***** EXTRACTED INFORMATION

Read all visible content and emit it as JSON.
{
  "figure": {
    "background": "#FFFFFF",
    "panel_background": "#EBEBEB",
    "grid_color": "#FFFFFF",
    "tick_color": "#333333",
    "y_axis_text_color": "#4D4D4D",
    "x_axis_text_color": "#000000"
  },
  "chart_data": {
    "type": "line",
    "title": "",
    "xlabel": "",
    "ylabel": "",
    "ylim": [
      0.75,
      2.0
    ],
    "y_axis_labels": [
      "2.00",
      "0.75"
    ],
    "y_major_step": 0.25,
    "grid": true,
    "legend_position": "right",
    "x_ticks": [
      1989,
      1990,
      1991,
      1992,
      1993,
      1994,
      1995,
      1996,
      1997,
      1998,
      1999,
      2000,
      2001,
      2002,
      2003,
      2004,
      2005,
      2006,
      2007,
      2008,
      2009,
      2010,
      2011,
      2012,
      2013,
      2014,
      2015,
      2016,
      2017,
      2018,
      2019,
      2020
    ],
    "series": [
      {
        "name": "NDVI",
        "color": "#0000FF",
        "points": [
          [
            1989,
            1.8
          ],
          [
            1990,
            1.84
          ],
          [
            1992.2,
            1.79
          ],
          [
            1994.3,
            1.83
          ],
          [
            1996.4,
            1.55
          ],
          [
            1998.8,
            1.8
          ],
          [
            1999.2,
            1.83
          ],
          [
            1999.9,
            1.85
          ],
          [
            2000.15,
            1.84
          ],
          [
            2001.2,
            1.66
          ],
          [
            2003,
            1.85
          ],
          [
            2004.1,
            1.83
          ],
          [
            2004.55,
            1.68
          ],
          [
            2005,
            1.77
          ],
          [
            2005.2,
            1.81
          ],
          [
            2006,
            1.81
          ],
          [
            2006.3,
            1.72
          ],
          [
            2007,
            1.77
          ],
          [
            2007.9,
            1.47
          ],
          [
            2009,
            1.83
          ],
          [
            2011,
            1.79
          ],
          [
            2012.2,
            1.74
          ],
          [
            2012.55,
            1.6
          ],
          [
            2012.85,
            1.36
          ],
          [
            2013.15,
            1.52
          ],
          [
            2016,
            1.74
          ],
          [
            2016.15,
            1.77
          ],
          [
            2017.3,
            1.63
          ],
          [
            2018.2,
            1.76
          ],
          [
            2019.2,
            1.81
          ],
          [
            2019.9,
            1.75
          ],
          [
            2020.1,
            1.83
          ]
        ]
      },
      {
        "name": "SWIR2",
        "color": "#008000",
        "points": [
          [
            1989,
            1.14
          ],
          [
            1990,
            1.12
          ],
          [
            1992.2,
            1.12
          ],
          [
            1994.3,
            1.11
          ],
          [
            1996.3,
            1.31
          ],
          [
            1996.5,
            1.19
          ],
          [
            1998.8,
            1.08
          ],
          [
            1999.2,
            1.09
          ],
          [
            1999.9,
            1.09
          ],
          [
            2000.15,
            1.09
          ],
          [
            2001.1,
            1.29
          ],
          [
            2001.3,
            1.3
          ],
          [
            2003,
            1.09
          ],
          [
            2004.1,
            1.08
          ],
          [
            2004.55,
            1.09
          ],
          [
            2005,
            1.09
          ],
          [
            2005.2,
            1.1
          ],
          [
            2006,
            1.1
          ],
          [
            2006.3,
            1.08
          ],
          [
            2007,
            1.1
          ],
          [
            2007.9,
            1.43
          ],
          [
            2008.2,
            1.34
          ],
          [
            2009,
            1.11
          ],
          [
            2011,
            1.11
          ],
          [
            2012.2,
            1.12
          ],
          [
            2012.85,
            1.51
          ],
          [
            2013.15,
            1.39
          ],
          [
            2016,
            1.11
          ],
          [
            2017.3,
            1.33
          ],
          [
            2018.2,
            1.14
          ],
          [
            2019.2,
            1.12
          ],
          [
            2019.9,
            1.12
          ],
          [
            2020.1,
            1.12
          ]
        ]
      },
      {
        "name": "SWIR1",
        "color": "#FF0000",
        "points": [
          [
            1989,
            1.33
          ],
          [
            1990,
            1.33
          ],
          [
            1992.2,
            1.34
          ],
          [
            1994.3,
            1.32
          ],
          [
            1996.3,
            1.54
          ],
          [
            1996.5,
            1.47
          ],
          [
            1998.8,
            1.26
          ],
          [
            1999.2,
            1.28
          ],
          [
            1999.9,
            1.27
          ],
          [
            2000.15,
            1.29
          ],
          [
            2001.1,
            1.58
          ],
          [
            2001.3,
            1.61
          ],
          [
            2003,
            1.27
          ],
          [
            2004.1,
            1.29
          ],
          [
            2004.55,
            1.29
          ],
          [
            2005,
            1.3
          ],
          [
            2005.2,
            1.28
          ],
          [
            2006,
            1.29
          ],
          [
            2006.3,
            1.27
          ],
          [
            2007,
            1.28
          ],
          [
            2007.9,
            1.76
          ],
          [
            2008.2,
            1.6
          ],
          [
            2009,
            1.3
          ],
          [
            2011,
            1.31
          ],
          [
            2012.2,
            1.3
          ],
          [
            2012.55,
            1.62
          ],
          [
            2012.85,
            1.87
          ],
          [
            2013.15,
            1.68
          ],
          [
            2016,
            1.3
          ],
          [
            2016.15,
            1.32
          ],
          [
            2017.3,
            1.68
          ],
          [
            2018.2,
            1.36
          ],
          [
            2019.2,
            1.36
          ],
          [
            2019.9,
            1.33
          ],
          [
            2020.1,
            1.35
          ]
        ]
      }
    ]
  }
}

**********

* _TASK TO CARRY OUT_: Each record above must be given again exactly.

* _SOLUTION FOR THIS TASK_:
Read all visible content and emit it as JSON.
{
  "figure": {
    "background": "#FFFFFF",
    "panel_background": "#EBEBEB",
    "grid_color": "#FFFFFF",
    "tick_color": "#333333",
    "y_axis_text_color": "#4D4D4D",
    "x_axis_text_color": "#000000"
  },
  "chart_data": {
    "type": "line",
    "title": "",
    "xlabel": "",
    "ylabel": "",
    "ylim": [
      0.75,
      2.0
    ],
    "y_axis_labels": [
      "2.00",
      "0.75"
    ],
    "y_major_step": 0.25,
    "grid": true,
    "legend_position": "right",
    "x_ticks": [
      1989,
      1990,
      1991,
      1992,
      1993,
      1994,
      1995,
      1996,
      1997,
      1998,
      1999,
      2000,
      2001,
      2002,
      2003,
      2004,
      2005,
      2006,
      2007,
      2008,
      2009,
      2010,
      2011,
      2012,
      2013,
      2014,
      2015,
      2016,
      2017,
      2018,
      2019,
      2020
    ],
    "series": [
      {
        "name": "NDVI",
        "color": "#0000FF",
        "points": [
          [
            1989,
            1.8
          ],
          [
            1990,
            1.84
          ],
          [
            1992.2,
            1.79
          ],
          [
            1994.3,
            1.83
          ],
          [
            1996.4,
            1.55
          ],
          [
            1998.8,
            1.8
          ],
          [
            1999.2,
            1.83
          ],
          [
            1999.9,
            1.85
          ],
          [
            2000.15,
            1.84
          ],
          [
            2001.2,
            1.66
          ],
          [
            2003,
            1.85
          ],
          [
            2004.1,
            1.83
          ],
          [
            2004.55,
            1.68
          ],
          [
            2005,
            1.77
          ],
          [
            2005.2,
            1.81
          ],
          [
            2006,
            1.81
          ],
          [
            2006.3,
            1.72
          ],
          [
            2007,
            1.77
          ],
          [
            2007.9,
            1.47
          ],
          [
            2009,
            1.83
          ],
          [
            2011,
            1.79
          ],
          [
            2012.2,
            1.74
          ],
          [
            2012.55,
            1.6
          ],
          [
            2012.85,
            1.36
          ],
          [
            2013.15,
            1.52
          ],
          [
            2016,
            1.74
          ],
          [
            2016.15,
            1.77
          ],
          [
            2017.3,
            1.63
          ],
          [
            2018.2,
            1.76
          ],
          [
            2019.2,
            1.81
          ],
          [
            2019.9,
            1.75
          ],
          [
            2020.1,
            1.83
          ]
        ]
      },
      {
        "name": "SWIR2",
        "color": "#008000",
        "points": [
          [
            1989,
            1.14
          ],
          [
            1990,
            1.12
          ],
          [
            1992.2,
            1.12
          ],
          [
            1994.3,
            1.11
          ],
          [
            1996.3,
            1.31
          ],
          [
            1996.5,
            1.19
          ],
          [
            1998.8,
            1.08
          ],
          [
            1999.2,
            1.09
          ],
          [
            1999.9,
            1.09
          ],
          [
            2000.15,
            1.09
          ],
          [
            2001.1,
            1.29
          ],
          [
            2001.3,
            1.3
          ],
          [
            2003,
            1.09
          ],
          [
            2004.1,
            1.08
          ],
          [
            2004.55,
            1.09
          ],
          [
            2005,
            1.09
          ],
          [
            2005.2,
            1.1
          ],
          [
            2006,
            1.1
          ],
          [
            2006.3,
            1.08
          ],
          [
            2007,
            1.1
          ],
          [
            2007.9,
            1.43
          ],
          [
            2008.2,
            1.34
          ],
          [
            2009,
            1.11
          ],
          [
            2011,
            1.11
          ],
          [
            2012.2,
            1.12
          ],
          [
            2012.85,
            1.51
          ],
          [
            2013.15,
            1.39
          ],
          [
            2016,
            1.11
          ],
          [
            2017.3,
            1.33
          ],
          [
            2018.2,
            1.14
          ],
          [
            2019.2,
            1.12
          ],
          [
            2019.9,
            1.12
          ],
          [
            2020.1,
            1.12
          ]
        ]
      },
      {
        "name": "SWIR1",
        "color": "#FF0000",
        "points": [
          [
            1989,
            1.33
          ],
          [
            1990,
            1.33
          ],
          [
            1992.2,
            1.34
          ],
          [
            1994.3,
            1.32
          ],
          [
            1996.3,
            1.54
          ],
          [
            1996.5,
            1.47
          ],
          [
            1998.8,
            1.26
          ],
          [
            1999.2,
            1.28
          ],
          [
            1999.9,
            1.27
          ],
          [
            2000.15,
            1.29
          ],
          [
            2001.1,
            1.58
          ],
          [
            2001.3,
            1.61
          ],
          [
            2003,
            1.27
          ],
          [
            2004.1,
            1.29
          ],
          [
            2004.55,
            1.29
          ],
          [
            2005,
            1.3
          ],
          [
            2005.2,
            1.28
          ],
          [
            2006,
            1.29
          ],
          [
            2006.3,
            1.27
          ],
          [
            2007,
            1.28
          ],
          [
            2007.9,
            1.76
          ],
          [
            2008.2,
            1.6
          ],
          [
            2009,
            1.3
          ],
          [
            2011,
            1.31
          ],
          [
            2012.2,
            1.3
          ],
          [
            2012.55,
            1.62
          ],
          [
            2012.85,
            1.87
          ],
          [
            2013.15,
            1.68
          ],
          [
            2016,
            1.3
          ],
          [
            2016.15,
            1.32
          ],
          [
            2017.3,
            1.68
          ],
          [
            2018.2,
            1.36
          ],
          [
            2019.2,
            1.36
          ],
          [
            2019.9,
            1.33
          ],
          [
            2020.1,
            1.35
          ]
        ]
      }
    ]
  }
}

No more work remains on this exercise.